[begin Data supplied]

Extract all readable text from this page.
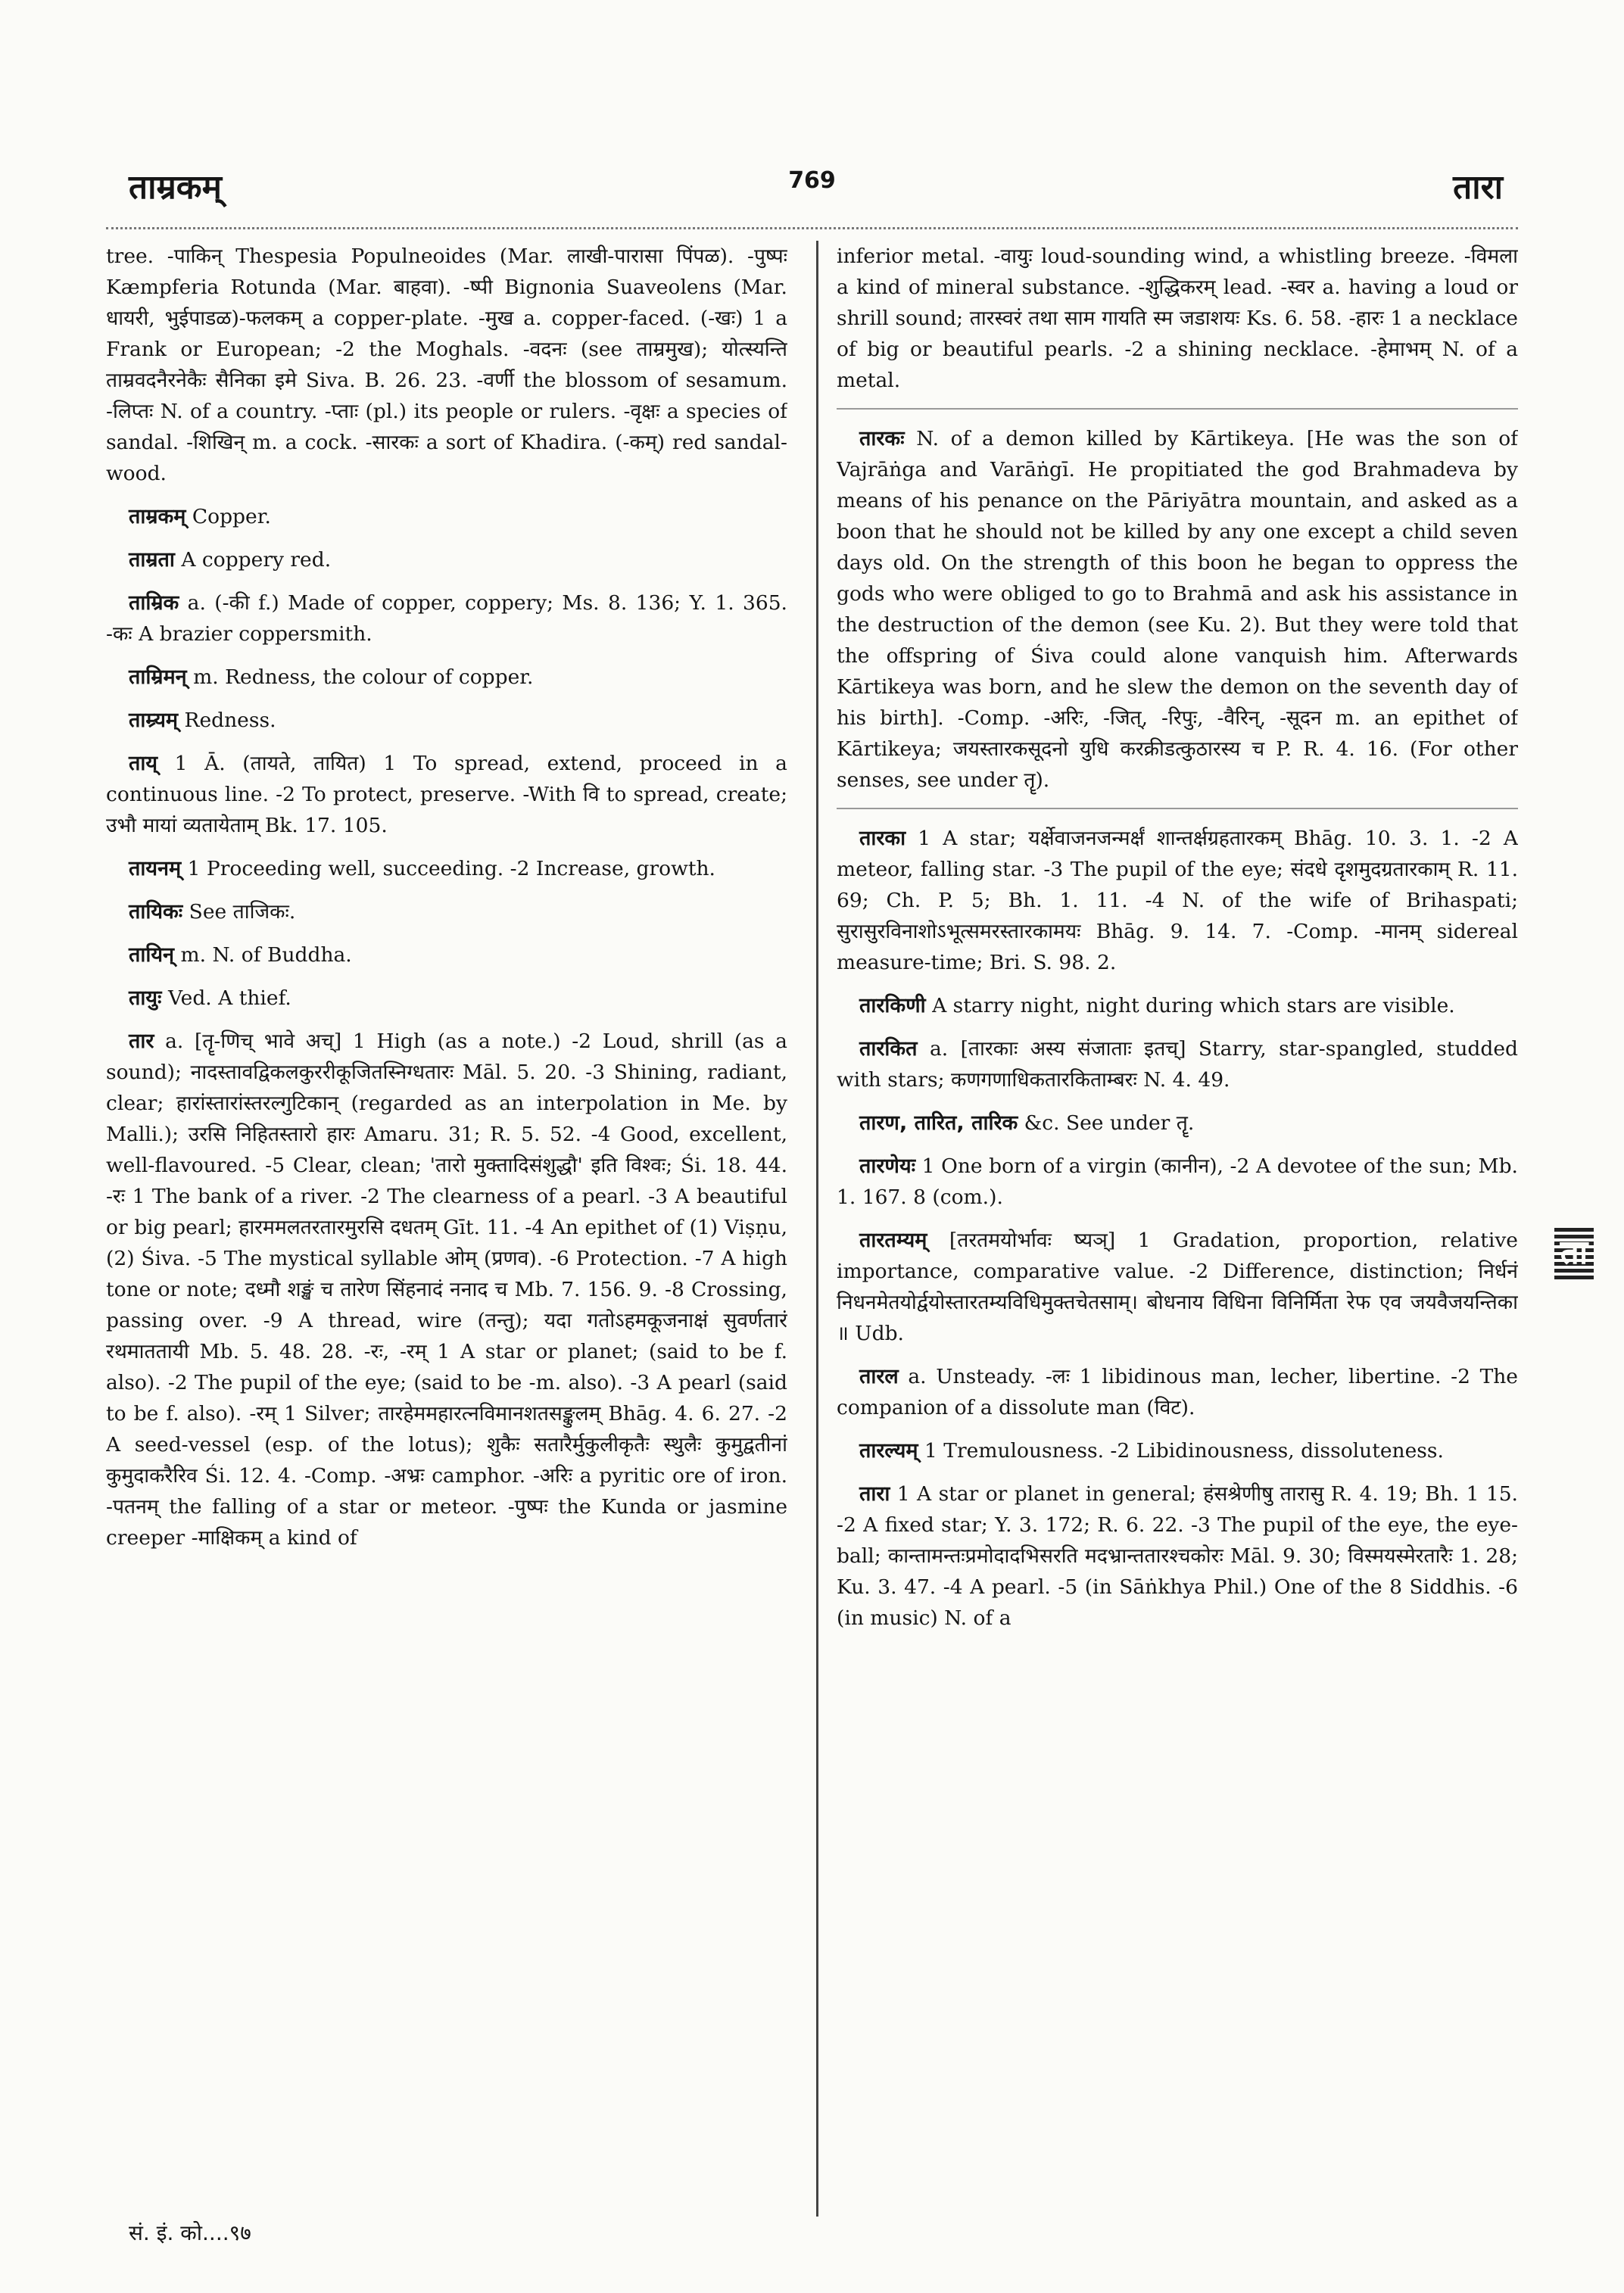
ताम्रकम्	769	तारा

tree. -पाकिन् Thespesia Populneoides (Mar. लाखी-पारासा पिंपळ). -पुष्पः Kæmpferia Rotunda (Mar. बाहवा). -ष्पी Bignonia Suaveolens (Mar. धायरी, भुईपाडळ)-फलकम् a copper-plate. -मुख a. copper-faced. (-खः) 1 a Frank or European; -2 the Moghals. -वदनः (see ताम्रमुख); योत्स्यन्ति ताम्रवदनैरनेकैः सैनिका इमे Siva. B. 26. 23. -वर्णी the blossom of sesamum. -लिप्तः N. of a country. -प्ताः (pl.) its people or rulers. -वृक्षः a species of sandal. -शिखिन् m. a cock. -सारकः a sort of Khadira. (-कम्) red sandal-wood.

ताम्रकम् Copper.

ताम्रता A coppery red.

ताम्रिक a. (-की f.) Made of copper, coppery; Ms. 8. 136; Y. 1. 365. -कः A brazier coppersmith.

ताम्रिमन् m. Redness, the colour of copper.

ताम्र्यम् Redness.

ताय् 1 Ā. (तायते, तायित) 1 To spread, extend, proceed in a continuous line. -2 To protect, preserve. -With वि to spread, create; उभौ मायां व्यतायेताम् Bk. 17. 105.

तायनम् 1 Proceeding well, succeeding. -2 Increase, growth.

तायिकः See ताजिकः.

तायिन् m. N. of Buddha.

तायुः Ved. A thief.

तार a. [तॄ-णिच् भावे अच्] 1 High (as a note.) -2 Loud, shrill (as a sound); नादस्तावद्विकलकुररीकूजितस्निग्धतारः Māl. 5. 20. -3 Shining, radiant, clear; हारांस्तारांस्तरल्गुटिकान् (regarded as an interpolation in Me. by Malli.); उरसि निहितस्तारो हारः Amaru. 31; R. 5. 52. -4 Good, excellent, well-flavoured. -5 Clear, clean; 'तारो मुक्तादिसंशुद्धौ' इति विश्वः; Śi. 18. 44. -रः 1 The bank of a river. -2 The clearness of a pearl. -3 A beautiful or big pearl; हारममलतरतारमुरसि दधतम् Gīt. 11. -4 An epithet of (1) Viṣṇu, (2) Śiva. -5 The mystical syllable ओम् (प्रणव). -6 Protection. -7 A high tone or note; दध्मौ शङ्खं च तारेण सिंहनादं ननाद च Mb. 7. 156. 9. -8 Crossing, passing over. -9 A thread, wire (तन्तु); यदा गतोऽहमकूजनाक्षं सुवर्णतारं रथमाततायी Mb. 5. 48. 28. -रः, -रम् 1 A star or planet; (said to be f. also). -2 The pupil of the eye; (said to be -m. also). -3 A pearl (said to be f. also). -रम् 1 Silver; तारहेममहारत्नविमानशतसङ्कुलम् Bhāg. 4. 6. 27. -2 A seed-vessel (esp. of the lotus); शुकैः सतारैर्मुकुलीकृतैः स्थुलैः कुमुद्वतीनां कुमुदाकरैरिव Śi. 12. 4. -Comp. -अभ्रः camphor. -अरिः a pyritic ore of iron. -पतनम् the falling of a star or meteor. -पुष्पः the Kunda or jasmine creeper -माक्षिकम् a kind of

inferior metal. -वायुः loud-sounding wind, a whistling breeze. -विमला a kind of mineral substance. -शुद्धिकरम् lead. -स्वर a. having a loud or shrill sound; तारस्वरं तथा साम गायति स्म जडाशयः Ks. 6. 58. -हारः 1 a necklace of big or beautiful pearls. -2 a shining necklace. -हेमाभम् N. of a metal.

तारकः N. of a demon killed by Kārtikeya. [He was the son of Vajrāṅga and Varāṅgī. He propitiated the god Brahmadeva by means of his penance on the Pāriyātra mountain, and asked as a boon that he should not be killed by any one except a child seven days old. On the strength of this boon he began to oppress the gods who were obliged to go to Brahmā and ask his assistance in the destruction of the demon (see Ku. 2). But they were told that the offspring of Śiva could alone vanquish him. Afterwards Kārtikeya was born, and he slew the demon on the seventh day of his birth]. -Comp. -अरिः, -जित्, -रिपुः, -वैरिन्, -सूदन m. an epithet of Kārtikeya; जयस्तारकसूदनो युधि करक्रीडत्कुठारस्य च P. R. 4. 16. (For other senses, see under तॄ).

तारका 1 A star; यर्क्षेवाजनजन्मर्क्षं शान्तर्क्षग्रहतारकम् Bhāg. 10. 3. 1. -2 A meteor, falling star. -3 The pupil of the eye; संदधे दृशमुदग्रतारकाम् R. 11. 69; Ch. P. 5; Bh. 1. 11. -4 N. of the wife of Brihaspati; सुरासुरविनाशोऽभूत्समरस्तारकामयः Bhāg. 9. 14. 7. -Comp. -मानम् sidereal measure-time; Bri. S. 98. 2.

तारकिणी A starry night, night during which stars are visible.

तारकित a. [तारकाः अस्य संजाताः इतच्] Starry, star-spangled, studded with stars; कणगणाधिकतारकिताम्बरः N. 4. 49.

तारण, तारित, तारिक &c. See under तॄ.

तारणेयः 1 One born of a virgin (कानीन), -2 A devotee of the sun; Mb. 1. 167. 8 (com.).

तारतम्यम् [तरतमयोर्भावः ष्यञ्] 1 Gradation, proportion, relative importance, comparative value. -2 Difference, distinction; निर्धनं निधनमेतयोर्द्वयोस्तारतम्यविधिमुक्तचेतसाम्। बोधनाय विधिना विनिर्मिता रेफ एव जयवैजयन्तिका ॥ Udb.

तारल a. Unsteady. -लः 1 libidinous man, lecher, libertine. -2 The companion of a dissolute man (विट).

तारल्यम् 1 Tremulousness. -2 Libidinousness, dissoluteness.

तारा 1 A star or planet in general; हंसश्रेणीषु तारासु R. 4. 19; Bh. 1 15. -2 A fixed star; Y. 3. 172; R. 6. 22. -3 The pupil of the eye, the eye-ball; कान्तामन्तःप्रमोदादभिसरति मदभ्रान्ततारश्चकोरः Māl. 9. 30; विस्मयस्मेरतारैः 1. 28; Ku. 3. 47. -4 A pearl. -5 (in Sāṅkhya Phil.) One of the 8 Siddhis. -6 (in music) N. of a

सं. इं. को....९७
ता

[end Data supplied]

§ Objective
Go through the listing above and return every line where the word "stars" occurs.

§ Task solution
तारकिणी A starry night, night during which stars are visible.
तारकित a. [तारकाः अस्य संजाताः इतच्] Starry, star-spangled, studded with stars; कणगणाधिकतारकिताम्बरः N. 4. 49.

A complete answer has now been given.